* What this task involves *
Check every line of the data below for the string "computer", and copy the ones that hold it.

* Material shown *
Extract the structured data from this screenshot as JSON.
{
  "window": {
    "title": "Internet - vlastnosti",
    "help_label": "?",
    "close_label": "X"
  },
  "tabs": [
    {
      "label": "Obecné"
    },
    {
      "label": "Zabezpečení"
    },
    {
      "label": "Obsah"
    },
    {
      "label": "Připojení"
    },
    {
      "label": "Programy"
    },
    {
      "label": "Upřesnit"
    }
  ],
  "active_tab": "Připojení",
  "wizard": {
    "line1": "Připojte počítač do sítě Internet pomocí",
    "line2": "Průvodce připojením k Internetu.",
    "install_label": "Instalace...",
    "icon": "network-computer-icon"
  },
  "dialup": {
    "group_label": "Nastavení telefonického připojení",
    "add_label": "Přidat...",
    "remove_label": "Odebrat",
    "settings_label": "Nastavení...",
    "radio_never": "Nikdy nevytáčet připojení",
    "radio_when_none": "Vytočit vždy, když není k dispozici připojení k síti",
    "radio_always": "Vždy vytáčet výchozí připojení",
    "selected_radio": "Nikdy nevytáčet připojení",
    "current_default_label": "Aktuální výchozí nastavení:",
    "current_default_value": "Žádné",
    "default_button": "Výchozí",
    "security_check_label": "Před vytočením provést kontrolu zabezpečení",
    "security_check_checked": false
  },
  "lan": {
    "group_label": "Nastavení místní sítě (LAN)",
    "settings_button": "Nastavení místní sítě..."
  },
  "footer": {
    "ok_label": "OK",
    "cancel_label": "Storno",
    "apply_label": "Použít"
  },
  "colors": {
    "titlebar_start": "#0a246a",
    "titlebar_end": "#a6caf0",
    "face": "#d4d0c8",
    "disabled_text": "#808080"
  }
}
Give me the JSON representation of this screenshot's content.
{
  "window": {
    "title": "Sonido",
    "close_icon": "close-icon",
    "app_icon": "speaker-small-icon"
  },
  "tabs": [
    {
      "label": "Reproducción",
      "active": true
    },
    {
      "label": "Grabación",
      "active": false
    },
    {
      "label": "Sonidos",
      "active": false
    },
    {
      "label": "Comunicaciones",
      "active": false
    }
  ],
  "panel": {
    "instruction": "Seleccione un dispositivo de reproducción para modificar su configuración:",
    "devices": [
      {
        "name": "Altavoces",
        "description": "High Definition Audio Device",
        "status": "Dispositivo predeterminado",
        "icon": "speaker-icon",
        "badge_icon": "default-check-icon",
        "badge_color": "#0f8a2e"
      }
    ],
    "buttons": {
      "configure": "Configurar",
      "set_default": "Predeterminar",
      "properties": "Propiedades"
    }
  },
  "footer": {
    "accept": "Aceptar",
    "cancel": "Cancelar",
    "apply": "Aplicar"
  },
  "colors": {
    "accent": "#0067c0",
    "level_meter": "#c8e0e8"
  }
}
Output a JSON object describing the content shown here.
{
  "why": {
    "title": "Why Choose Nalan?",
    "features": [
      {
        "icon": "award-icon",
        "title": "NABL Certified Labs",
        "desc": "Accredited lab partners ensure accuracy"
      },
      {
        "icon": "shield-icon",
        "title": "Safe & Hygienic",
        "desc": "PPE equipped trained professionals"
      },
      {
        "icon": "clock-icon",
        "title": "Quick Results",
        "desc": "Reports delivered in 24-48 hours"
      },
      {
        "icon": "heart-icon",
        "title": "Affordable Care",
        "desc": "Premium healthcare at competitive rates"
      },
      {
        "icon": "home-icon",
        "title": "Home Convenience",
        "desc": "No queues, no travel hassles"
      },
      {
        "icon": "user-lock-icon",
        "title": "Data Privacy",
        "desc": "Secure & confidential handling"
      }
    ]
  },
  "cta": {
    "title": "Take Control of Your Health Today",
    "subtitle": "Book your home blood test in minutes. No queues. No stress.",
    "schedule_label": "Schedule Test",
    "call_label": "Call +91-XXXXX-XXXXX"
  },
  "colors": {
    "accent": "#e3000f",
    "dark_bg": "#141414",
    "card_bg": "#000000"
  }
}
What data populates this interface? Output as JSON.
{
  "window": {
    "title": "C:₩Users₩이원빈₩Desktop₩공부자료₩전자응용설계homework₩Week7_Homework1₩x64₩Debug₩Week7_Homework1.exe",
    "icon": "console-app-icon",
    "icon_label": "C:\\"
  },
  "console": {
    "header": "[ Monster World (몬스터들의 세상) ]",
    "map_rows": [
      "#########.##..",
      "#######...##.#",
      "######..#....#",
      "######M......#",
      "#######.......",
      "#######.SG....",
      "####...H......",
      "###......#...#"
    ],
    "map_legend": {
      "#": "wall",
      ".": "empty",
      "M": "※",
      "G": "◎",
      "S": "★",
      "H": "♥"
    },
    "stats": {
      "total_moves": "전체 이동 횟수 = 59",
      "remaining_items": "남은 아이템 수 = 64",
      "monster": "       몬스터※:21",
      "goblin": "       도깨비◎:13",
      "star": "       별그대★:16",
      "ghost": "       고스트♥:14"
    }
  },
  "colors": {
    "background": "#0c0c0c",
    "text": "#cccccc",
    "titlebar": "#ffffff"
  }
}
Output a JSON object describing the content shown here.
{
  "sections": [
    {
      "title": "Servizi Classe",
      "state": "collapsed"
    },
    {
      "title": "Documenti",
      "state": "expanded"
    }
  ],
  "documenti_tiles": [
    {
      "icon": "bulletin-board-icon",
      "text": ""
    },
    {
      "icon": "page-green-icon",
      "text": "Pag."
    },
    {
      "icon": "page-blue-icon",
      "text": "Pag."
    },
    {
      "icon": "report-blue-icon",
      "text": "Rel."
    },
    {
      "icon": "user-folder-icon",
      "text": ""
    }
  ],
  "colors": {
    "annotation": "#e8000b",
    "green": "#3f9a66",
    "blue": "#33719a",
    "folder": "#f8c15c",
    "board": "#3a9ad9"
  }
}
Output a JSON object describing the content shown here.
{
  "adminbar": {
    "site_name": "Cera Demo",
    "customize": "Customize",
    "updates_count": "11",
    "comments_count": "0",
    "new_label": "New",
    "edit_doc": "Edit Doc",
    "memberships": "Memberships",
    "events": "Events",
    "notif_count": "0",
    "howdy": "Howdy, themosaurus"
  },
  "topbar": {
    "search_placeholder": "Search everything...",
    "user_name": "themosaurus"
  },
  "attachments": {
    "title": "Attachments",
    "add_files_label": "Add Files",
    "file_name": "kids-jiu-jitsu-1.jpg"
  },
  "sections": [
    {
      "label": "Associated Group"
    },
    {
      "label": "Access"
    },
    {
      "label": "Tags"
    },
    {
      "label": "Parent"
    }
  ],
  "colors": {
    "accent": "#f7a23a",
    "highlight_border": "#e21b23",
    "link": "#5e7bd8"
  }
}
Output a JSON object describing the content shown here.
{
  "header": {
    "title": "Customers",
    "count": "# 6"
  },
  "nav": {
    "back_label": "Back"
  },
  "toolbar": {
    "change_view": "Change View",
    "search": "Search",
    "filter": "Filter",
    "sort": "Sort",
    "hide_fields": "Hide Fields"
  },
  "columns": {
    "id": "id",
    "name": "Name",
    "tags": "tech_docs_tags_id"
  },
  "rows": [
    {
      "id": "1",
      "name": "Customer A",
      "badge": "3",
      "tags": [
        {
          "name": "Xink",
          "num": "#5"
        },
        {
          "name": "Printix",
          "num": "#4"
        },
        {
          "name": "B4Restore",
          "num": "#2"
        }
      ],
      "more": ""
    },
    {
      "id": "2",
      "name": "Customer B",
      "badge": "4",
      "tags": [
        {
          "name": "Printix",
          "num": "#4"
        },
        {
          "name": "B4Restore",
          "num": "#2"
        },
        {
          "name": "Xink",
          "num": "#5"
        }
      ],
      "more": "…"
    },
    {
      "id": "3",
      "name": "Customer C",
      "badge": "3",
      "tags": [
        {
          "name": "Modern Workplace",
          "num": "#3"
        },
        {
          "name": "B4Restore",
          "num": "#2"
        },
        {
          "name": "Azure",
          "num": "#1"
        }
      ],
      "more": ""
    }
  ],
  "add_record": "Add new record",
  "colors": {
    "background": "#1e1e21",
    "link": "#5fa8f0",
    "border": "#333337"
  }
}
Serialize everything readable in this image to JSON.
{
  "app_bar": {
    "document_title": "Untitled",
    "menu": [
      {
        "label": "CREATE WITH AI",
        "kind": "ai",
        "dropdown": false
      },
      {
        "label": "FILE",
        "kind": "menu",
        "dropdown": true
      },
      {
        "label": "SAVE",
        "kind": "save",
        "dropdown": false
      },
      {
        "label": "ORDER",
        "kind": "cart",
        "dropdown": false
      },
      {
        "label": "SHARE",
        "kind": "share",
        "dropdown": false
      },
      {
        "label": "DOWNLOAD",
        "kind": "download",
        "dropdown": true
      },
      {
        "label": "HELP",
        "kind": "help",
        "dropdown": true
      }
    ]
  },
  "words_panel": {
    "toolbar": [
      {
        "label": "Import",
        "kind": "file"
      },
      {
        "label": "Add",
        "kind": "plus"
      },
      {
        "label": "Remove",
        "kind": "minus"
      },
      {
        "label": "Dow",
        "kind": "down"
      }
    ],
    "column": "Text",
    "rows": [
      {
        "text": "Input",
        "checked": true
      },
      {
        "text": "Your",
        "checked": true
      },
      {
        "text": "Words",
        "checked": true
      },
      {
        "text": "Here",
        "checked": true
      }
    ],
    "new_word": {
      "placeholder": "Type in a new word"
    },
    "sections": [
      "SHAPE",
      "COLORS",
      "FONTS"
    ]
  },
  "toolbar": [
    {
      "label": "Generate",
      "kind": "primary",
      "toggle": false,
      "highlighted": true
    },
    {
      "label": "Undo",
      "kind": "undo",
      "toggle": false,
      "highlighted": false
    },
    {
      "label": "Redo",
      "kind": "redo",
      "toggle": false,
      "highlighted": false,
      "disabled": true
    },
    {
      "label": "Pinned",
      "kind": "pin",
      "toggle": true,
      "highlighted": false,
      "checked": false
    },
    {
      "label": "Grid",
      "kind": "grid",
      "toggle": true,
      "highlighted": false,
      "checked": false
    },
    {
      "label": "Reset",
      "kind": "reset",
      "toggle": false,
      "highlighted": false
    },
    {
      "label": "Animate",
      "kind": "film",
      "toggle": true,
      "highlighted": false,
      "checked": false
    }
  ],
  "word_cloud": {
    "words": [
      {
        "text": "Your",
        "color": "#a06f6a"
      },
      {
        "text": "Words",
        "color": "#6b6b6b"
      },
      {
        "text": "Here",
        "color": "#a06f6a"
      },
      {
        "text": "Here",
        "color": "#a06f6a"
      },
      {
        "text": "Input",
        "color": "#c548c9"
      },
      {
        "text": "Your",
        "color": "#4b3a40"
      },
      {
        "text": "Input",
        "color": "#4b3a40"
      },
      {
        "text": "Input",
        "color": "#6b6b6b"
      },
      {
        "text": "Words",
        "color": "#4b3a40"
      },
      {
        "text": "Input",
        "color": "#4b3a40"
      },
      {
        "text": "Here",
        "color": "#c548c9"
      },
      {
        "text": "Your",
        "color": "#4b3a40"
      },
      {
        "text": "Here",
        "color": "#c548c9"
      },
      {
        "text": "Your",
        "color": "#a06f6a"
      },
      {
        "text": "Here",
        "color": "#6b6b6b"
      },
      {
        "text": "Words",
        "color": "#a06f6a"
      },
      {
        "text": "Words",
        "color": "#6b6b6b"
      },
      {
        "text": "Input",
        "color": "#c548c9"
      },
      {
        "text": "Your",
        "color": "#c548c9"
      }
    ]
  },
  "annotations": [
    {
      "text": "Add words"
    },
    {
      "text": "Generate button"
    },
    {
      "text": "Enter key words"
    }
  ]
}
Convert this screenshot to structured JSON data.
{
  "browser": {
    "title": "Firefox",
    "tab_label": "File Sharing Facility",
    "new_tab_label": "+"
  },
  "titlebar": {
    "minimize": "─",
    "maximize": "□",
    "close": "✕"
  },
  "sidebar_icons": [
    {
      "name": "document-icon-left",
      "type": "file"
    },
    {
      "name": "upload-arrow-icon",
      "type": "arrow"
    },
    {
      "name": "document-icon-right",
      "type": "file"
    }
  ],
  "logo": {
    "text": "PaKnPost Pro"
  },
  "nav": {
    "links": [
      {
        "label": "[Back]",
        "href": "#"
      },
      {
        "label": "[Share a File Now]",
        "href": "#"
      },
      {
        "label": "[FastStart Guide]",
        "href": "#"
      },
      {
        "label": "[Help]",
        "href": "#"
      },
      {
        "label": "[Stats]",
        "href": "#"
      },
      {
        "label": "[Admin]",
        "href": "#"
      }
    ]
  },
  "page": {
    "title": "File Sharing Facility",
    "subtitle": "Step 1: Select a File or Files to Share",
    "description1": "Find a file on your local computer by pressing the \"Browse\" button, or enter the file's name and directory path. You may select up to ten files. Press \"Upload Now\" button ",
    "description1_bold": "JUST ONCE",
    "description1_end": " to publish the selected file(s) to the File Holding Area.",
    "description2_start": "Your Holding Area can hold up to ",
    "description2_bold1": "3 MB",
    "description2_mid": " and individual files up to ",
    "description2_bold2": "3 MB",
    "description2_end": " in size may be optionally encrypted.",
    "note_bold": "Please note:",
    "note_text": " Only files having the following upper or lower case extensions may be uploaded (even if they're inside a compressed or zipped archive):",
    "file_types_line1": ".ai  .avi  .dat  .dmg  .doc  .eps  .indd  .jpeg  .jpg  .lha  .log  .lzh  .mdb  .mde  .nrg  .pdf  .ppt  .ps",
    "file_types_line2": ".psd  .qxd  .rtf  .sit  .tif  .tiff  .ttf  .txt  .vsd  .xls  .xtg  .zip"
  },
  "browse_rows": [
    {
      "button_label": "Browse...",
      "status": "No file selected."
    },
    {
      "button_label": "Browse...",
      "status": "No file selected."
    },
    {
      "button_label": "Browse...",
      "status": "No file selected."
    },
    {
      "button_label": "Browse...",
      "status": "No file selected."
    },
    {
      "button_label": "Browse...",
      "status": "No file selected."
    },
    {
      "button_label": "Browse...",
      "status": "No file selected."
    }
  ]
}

* Correct response *
    "icon": "network-computer-icon"
    "description1": "Find a file on your local computer by pressing the \"Browse\" button, or enter the file's name and directory path. You may select up to ten files. Press \"Upload Now\" button ",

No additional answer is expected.